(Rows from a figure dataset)
_ _ _ _ _ _ _

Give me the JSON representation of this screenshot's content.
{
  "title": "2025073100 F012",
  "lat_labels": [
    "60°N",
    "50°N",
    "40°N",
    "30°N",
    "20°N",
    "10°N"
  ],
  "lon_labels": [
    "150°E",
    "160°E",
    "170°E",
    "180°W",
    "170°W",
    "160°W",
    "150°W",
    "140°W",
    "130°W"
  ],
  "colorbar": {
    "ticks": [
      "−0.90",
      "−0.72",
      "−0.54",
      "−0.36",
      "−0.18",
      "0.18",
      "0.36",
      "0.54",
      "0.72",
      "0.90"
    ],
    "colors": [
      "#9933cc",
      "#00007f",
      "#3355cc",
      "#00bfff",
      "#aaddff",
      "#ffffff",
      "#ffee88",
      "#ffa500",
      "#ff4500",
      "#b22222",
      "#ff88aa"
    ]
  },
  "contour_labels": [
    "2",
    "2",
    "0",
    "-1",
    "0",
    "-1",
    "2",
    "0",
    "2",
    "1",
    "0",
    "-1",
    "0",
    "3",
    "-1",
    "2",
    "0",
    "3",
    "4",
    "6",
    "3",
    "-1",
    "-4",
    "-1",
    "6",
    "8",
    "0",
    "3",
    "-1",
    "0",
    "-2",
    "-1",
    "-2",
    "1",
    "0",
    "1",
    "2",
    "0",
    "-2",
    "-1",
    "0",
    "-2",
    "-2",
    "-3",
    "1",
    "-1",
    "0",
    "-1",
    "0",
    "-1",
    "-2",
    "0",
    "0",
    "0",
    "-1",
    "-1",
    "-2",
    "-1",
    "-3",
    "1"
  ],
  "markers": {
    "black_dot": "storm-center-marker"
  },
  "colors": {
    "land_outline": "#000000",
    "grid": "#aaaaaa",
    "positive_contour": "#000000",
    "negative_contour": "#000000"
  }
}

_ _ _ _ _ _ _

Stated problem:
Extract each line from the listing above, please, and repeat it exactly.

The output:
Give me the JSON representation of this screenshot's content.
{
  "title": "2025073100 F012",
  "lat_labels": [
    "60°N",
    "50°N",
    "40°N",
    "30°N",
    "20°N",
    "10°N"
  ],
  "lon_labels": [
    "150°E",
    "160°E",
    "170°E",
    "180°W",
    "170°W",
    "160°W",
    "150°W",
    "140°W",
    "130°W"
  ],
  "colorbar": {
    "ticks": [
      "−0.90",
      "−0.72",
      "−0.54",
      "−0.36",
      "−0.18",
      "0.18",
      "0.36",
      "0.54",
      "0.72",
      "0.90"
    ],
    "colors": [
      "#9933cc",
      "#00007f",
      "#3355cc",
      "#00bfff",
      "#aaddff",
      "#ffffff",
      "#ffee88",
      "#ffa500",
      "#ff4500",
      "#b22222",
      "#ff88aa"
    ]
  },
  "contour_labels": [
    "2",
    "2",
    "0",
    "-1",
    "0",
    "-1",
    "2",
    "0",
    "2",
    "1",
    "0",
    "-1",
    "0",
    "3",
    "-1",
    "2",
    "0",
    "3",
    "4",
    "6",
    "3",
    "-1",
    "-4",
    "-1",
    "6",
    "8",
    "0",
    "3",
    "-1",
    "0",
    "-2",
    "-1",
    "-2",
    "1",
    "0",
    "1",
    "2",
    "0",
    "-2",
    "-1",
    "0",
    "-2",
    "-2",
    "-3",
    "1",
    "-1",
    "0",
    "-1",
    "0",
    "-1",
    "-2",
    "0",
    "0",
    "0",
    "-1",
    "-1",
    "-2",
    "-1",
    "-3",
    "1"
  ],
  "markers": {
    "black_dot": "storm-center-marker"
  },
  "colors": {
    "land_outline": "#000000",
    "grid": "#aaaaaa",
    "positive_contour": "#000000",
    "negative_contour": "#000000"
  }
}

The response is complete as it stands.